Images are not part of the copy; transcribe all the data exactly.
**** Records
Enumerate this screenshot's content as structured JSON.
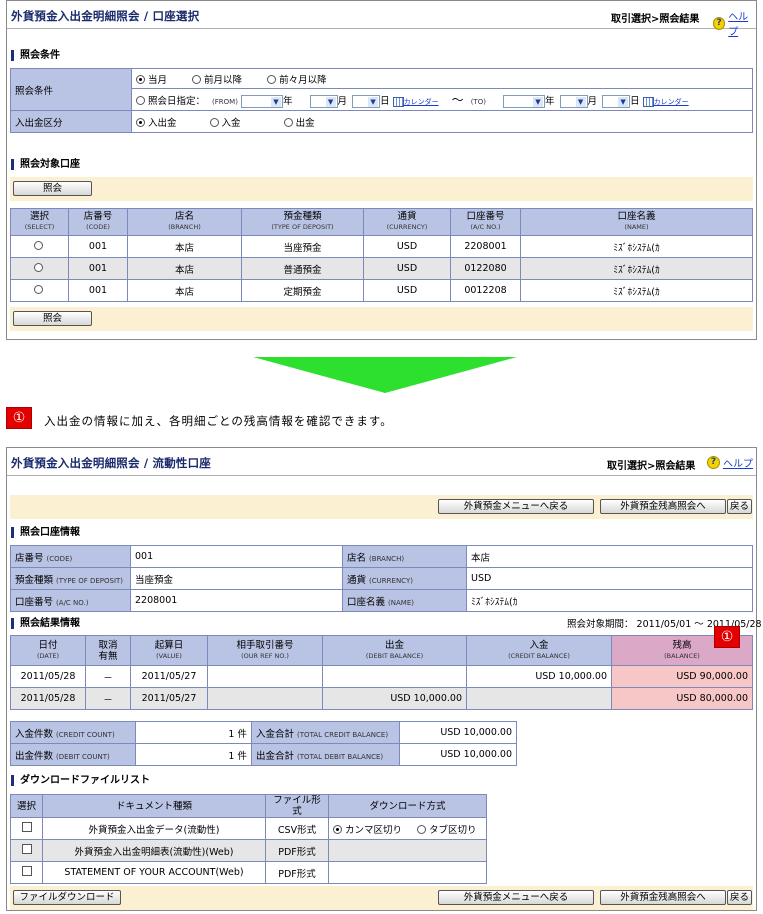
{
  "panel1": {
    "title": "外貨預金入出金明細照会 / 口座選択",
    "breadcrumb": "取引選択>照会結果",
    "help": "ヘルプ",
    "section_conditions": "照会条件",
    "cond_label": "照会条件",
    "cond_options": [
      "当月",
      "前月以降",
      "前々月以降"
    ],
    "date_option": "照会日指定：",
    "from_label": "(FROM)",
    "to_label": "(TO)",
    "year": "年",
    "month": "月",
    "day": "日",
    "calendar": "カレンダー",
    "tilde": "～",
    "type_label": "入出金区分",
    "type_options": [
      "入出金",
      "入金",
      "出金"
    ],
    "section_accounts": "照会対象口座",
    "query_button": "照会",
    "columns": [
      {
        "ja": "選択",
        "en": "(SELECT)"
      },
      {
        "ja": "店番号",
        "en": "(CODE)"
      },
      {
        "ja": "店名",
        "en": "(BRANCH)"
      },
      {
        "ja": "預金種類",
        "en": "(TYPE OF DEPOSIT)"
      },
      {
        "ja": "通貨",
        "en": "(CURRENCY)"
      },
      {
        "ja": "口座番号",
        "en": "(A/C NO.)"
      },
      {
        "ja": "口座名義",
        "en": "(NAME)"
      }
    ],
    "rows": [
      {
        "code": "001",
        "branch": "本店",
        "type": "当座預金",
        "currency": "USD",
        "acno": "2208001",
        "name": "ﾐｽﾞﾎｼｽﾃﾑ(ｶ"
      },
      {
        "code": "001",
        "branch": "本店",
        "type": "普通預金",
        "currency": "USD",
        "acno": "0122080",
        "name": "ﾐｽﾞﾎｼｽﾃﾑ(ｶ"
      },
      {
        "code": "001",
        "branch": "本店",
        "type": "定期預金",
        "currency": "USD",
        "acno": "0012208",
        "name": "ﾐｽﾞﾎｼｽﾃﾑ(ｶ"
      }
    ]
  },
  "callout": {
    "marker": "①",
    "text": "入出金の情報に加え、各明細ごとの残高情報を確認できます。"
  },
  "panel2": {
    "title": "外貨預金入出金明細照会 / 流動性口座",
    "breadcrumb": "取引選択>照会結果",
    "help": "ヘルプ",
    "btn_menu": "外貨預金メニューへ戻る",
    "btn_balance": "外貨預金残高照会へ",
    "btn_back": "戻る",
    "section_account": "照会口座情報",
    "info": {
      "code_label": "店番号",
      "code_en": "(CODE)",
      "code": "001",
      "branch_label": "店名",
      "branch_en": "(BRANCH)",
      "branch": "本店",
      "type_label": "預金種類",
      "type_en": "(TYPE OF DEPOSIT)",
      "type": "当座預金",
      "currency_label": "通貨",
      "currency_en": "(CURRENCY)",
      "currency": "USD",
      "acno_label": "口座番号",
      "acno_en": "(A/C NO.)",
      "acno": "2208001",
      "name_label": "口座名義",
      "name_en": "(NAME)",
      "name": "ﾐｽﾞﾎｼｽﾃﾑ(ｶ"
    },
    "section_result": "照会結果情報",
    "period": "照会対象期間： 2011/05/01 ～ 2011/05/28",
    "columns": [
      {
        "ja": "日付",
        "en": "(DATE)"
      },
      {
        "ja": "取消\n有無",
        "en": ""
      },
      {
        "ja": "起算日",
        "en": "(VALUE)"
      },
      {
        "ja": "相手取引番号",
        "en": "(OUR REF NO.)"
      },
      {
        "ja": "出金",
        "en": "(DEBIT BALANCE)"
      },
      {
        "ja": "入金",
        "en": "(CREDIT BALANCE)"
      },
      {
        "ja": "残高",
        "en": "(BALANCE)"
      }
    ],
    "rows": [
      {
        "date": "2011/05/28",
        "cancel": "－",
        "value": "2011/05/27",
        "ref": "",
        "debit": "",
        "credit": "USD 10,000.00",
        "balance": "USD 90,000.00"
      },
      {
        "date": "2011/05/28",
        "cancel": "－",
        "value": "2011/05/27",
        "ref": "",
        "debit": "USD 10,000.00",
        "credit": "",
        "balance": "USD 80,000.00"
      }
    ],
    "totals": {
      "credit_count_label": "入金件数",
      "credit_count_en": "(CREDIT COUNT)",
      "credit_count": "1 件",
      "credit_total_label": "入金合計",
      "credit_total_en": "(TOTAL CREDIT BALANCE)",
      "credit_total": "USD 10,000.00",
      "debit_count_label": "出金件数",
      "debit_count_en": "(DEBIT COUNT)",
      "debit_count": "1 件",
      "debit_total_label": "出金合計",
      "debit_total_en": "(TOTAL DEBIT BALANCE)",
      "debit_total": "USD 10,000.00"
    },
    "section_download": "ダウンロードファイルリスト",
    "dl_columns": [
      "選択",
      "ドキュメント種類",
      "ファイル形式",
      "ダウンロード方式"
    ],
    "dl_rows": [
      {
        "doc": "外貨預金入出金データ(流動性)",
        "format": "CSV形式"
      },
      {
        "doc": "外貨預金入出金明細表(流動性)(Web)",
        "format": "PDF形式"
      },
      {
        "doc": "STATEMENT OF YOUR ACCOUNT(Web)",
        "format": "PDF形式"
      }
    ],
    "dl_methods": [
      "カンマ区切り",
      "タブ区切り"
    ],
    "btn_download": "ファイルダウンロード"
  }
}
********
== Final result ==
Enumerate this screenshot's content as structured JSON.
{
  "panel1": {
    "title": "外貨預金入出金明細照会 / 口座選択",
    "breadcrumb": "取引選択>照会結果",
    "help": "ヘルプ",
    "section_conditions": "照会条件",
    "cond_label": "照会条件",
    "cond_options": [
      "当月",
      "前月以降",
      "前々月以降"
    ],
    "date_option": "照会日指定：",
    "from_label": "(FROM)",
    "to_label": "(TO)",
    "year": "年",
    "month": "月",
    "day": "日",
    "calendar": "カレンダー",
    "tilde": "～",
    "type_label": "入出金区分",
    "type_options": [
      "入出金",
      "入金",
      "出金"
    ],
    "section_accounts": "照会対象口座",
    "query_button": "照会",
    "columns": [
      {
        "ja": "選択",
        "en": "(SELECT)"
      },
      {
        "ja": "店番号",
        "en": "(CODE)"
      },
      {
        "ja": "店名",
        "en": "(BRANCH)"
      },
      {
        "ja": "預金種類",
        "en": "(TYPE OF DEPOSIT)"
      },
      {
        "ja": "通貨",
        "en": "(CURRENCY)"
      },
      {
        "ja": "口座番号",
        "en": "(A/C NO.)"
      },
      {
        "ja": "口座名義",
        "en": "(NAME)"
      }
    ],
    "rows": [
      {
        "code": "001",
        "branch": "本店",
        "type": "当座預金",
        "currency": "USD",
        "acno": "2208001",
        "name": "ﾐｽﾞﾎｼｽﾃﾑ(ｶ"
      },
      {
        "code": "001",
        "branch": "本店",
        "type": "普通預金",
        "currency": "USD",
        "acno": "0122080",
        "name": "ﾐｽﾞﾎｼｽﾃﾑ(ｶ"
      },
      {
        "code": "001",
        "branch": "本店",
        "type": "定期預金",
        "currency": "USD",
        "acno": "0012208",
        "name": "ﾐｽﾞﾎｼｽﾃﾑ(ｶ"
      }
    ]
  },
  "callout": {
    "marker": "①",
    "text": "入出金の情報に加え、各明細ごとの残高情報を確認できます。"
  },
  "panel2": {
    "title": "外貨預金入出金明細照会 / 流動性口座",
    "breadcrumb": "取引選択>照会結果",
    "help": "ヘルプ",
    "btn_menu": "外貨預金メニューへ戻る",
    "btn_balance": "外貨預金残高照会へ",
    "btn_back": "戻る",
    "section_account": "照会口座情報",
    "info": {
      "code_label": "店番号",
      "code_en": "(CODE)",
      "code": "001",
      "branch_label": "店名",
      "branch_en": "(BRANCH)",
      "branch": "本店",
      "type_label": "預金種類",
      "type_en": "(TYPE OF DEPOSIT)",
      "type": "当座預金",
      "currency_label": "通貨",
      "currency_en": "(CURRENCY)",
      "currency": "USD",
      "acno_label": "口座番号",
      "acno_en": "(A/C NO.)",
      "acno": "2208001",
      "name_label": "口座名義",
      "name_en": "(NAME)",
      "name": "ﾐｽﾞﾎｼｽﾃﾑ(ｶ"
    },
    "section_result": "照会結果情報",
    "period": "照会対象期間： 2011/05/01 ～ 2011/05/28",
    "columns": [
      {
        "ja": "日付",
        "en": "(DATE)"
      },
      {
        "ja": "取消\n有無",
        "en": ""
      },
      {
        "ja": "起算日",
        "en": "(VALUE)"
      },
      {
        "ja": "相手取引番号",
        "en": "(OUR REF NO.)"
      },
      {
        "ja": "出金",
        "en": "(DEBIT BALANCE)"
      },
      {
        "ja": "入金",
        "en": "(CREDIT BALANCE)"
      },
      {
        "ja": "残高",
        "en": "(BALANCE)"
      }
    ],
    "rows": [
      {
        "date": "2011/05/28",
        "cancel": "－",
        "value": "2011/05/27",
        "ref": "",
        "debit": "",
        "credit": "USD 10,000.00",
        "balance": "USD 90,000.00"
      },
      {
        "date": "2011/05/28",
        "cancel": "－",
        "value": "2011/05/27",
        "ref": "",
        "debit": "USD 10,000.00",
        "credit": "",
        "balance": "USD 80,000.00"
      }
    ],
    "totals": {
      "credit_count_label": "入金件数",
      "credit_count_en": "(CREDIT COUNT)",
      "credit_count": "1 件",
      "credit_total_label": "入金合計",
      "credit_total_en": "(TOTAL CREDIT BALANCE)",
      "credit_total": "USD 10,000.00",
      "debit_count_label": "出金件数",
      "debit_count_en": "(DEBIT COUNT)",
      "debit_count": "1 件",
      "debit_total_label": "出金合計",
      "debit_total_en": "(TOTAL DEBIT BALANCE)",
      "debit_total": "USD 10,000.00"
    },
    "section_download": "ダウンロードファイルリスト",
    "dl_columns": [
      "選択",
      "ドキュメント種類",
      "ファイル形式",
      "ダウンロード方式"
    ],
    "dl_rows": [
      {
        "doc": "外貨預金入出金データ(流動性)",
        "format": "CSV形式"
      },
      {
        "doc": "外貨預金入出金明細表(流動性)(Web)",
        "format": "PDF形式"
      },
      {
        "doc": "STATEMENT OF YOUR ACCOUNT(Web)",
        "format": "PDF形式"
      }
    ],
    "dl_methods": [
      "カンマ区切り",
      "タブ区切り"
    ],
    "btn_download": "ファイルダウンロード"
  }
}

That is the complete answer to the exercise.